• _Exercise prompt_
Gather each line of the entries below that includes "However".

• _Material shown_

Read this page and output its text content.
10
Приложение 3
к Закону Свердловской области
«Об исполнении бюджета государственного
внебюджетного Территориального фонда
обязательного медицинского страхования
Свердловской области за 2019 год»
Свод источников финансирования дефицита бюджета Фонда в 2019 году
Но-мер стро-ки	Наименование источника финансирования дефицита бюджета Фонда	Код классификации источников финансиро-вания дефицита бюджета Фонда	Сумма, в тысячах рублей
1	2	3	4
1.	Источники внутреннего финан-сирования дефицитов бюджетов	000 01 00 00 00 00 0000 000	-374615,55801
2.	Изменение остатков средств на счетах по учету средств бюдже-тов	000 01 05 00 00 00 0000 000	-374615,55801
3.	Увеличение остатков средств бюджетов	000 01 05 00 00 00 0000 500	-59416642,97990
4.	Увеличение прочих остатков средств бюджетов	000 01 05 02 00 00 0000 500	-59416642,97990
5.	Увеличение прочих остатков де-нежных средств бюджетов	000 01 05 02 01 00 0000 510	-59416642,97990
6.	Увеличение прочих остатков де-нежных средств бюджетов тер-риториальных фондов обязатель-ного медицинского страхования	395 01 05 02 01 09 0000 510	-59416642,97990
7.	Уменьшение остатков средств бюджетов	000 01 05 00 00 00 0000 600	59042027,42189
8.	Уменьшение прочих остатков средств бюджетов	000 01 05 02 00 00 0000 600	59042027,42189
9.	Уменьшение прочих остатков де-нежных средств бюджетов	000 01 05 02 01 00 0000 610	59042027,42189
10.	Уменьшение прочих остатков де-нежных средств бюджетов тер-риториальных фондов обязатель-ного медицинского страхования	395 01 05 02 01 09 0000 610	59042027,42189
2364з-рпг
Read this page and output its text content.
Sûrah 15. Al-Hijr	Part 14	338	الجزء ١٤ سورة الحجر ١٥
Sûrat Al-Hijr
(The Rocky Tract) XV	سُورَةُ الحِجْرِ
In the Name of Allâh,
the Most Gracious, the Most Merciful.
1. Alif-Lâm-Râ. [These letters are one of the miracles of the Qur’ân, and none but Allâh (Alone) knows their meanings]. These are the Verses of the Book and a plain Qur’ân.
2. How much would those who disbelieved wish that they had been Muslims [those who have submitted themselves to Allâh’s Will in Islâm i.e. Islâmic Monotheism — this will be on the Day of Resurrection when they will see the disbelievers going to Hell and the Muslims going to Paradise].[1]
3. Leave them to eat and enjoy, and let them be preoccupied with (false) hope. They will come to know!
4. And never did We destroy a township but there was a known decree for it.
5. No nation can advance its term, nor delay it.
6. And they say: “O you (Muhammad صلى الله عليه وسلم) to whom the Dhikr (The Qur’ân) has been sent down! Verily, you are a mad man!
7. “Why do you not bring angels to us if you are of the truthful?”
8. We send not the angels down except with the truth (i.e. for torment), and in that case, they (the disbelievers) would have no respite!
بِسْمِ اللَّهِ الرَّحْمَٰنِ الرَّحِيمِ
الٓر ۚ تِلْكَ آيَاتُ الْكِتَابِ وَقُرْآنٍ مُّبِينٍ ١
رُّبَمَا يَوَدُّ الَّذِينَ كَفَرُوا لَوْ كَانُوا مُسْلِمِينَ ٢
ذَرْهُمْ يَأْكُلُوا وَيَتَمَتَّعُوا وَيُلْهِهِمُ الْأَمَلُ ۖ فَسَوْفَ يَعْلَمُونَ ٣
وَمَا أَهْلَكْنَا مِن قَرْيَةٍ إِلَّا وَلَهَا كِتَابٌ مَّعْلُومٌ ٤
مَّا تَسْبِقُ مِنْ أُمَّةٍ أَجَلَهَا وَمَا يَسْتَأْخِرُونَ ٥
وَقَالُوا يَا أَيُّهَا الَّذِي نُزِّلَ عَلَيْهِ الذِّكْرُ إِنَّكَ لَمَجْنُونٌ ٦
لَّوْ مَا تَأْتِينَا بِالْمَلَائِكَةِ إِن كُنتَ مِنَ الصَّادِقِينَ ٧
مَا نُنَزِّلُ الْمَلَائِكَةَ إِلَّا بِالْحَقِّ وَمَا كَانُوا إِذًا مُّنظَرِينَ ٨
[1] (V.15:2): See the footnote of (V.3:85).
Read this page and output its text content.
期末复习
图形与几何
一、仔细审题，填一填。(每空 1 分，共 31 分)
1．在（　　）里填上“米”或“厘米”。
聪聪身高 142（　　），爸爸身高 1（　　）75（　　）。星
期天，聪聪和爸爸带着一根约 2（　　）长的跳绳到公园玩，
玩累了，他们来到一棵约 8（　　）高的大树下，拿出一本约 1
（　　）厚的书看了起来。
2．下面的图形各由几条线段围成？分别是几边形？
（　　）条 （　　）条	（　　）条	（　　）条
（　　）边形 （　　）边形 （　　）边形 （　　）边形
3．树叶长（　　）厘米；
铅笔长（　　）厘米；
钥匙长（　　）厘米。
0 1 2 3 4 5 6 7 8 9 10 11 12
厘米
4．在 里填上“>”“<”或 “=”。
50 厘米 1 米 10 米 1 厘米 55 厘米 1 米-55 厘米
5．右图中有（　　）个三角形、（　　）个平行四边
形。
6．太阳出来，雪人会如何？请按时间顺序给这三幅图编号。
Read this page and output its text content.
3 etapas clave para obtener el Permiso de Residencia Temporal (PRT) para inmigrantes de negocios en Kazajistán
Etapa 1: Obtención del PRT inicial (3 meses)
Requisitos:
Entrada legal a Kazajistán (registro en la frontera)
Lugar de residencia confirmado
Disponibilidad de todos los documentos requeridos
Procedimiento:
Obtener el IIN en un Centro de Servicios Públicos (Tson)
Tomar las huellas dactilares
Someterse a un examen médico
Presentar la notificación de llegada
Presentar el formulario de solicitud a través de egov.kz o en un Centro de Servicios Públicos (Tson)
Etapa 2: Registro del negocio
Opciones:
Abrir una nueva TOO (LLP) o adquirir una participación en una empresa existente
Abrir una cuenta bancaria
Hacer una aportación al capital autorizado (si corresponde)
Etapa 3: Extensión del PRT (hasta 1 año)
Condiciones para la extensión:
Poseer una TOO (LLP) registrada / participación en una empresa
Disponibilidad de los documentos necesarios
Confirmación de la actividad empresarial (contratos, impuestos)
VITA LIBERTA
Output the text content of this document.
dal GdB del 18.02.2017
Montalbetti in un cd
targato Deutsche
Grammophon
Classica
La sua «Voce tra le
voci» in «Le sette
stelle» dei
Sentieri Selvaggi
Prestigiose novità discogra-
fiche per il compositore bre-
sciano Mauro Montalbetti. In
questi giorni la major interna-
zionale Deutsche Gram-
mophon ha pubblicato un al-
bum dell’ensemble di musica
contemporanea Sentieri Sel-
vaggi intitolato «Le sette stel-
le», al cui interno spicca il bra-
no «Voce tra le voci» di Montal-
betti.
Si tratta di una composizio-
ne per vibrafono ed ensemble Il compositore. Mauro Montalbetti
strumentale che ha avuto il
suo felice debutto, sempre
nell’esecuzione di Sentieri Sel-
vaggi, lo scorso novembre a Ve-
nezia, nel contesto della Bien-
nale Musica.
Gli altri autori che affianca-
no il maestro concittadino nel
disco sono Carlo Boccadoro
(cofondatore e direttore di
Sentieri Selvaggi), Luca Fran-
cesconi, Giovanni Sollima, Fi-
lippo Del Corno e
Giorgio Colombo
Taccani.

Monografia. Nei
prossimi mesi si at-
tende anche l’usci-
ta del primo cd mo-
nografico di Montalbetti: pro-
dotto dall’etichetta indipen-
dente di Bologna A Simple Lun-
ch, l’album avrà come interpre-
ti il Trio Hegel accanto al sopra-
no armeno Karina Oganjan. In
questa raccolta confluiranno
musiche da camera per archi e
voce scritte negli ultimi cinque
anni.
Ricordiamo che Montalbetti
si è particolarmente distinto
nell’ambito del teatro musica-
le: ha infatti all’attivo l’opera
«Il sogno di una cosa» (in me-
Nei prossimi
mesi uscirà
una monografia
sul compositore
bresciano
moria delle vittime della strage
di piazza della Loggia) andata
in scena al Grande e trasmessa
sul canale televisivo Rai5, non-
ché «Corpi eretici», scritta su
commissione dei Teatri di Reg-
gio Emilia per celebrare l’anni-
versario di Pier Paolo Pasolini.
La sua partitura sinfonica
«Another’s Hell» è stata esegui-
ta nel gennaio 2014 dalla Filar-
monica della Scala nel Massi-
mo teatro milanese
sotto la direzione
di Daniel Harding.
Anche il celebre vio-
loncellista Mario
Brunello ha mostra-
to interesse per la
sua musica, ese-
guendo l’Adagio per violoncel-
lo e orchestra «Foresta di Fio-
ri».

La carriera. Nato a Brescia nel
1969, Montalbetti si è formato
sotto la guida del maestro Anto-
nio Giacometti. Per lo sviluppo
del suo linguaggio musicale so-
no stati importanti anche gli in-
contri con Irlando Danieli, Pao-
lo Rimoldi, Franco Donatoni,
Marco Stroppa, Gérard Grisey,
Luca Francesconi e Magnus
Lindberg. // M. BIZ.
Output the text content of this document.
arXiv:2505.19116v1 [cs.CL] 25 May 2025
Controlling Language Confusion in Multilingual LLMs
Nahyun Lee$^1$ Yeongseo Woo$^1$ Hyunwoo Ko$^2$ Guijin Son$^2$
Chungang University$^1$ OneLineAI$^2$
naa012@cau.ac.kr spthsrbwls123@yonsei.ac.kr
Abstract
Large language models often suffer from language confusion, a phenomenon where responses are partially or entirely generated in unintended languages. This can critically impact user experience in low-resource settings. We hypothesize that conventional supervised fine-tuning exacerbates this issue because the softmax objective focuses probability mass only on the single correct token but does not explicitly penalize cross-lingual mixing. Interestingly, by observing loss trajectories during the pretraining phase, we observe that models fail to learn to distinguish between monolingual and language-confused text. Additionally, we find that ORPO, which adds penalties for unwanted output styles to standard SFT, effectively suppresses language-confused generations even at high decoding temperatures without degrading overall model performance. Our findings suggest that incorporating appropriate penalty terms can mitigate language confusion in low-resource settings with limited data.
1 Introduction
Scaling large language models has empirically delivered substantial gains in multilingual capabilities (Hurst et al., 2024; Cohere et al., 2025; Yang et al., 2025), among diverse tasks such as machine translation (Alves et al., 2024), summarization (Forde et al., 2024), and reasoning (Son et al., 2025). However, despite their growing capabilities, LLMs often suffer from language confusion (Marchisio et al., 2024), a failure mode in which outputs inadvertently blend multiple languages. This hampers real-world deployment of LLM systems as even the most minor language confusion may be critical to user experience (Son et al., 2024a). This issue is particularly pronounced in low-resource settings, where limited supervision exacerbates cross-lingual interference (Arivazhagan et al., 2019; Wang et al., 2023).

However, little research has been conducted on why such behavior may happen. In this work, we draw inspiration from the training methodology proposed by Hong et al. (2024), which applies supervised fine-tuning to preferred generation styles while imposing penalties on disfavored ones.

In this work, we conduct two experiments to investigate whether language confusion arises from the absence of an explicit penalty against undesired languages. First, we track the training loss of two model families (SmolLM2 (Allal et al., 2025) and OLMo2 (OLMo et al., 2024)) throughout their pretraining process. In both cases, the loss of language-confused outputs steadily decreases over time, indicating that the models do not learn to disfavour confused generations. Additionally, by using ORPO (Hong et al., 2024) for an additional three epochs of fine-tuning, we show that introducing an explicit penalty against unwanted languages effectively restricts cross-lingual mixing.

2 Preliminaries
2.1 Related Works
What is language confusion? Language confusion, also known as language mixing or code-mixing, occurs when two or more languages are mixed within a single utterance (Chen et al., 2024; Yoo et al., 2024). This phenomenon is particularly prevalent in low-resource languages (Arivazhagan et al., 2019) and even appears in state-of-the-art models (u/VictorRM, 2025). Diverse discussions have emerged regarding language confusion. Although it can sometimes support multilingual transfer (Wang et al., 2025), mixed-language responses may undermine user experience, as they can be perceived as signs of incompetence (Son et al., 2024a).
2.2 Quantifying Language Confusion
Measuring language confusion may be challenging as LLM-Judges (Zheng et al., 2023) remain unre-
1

• _Solution_
Scaling large language models has empirically delivered substantial gains in multilingual capabilities (Hurst et al., 2024; Cohere et al., 2025; Yang et al., 2025), among diverse tasks such as machine translation (Alves et al., 2024), summarization (Forde et al., 2024), and reasoning (Son et al., 2025). However, despite their growing capabilities, LLMs often suffer from language confusion (Marchisio et al., 2024), a failure mode in which outputs inadvertently blend multiple languages. This hampers real-world deployment of LLM systems as even the most minor language confusion may be critical to user experience (Son et al., 2024a). This issue is particularly pronounced in low-resource settings, where limited supervision exacerbates cross-lingual interference (Arivazhagan et al., 2019; Wang et al., 2023).
However, little research has been conducted on why such behavior may happen. In this work, we draw inspiration from the training methodology proposed by Hong et al. (2024), which applies supervised fine-tuning to preferred generation styles while imposing penalties on disfavored ones.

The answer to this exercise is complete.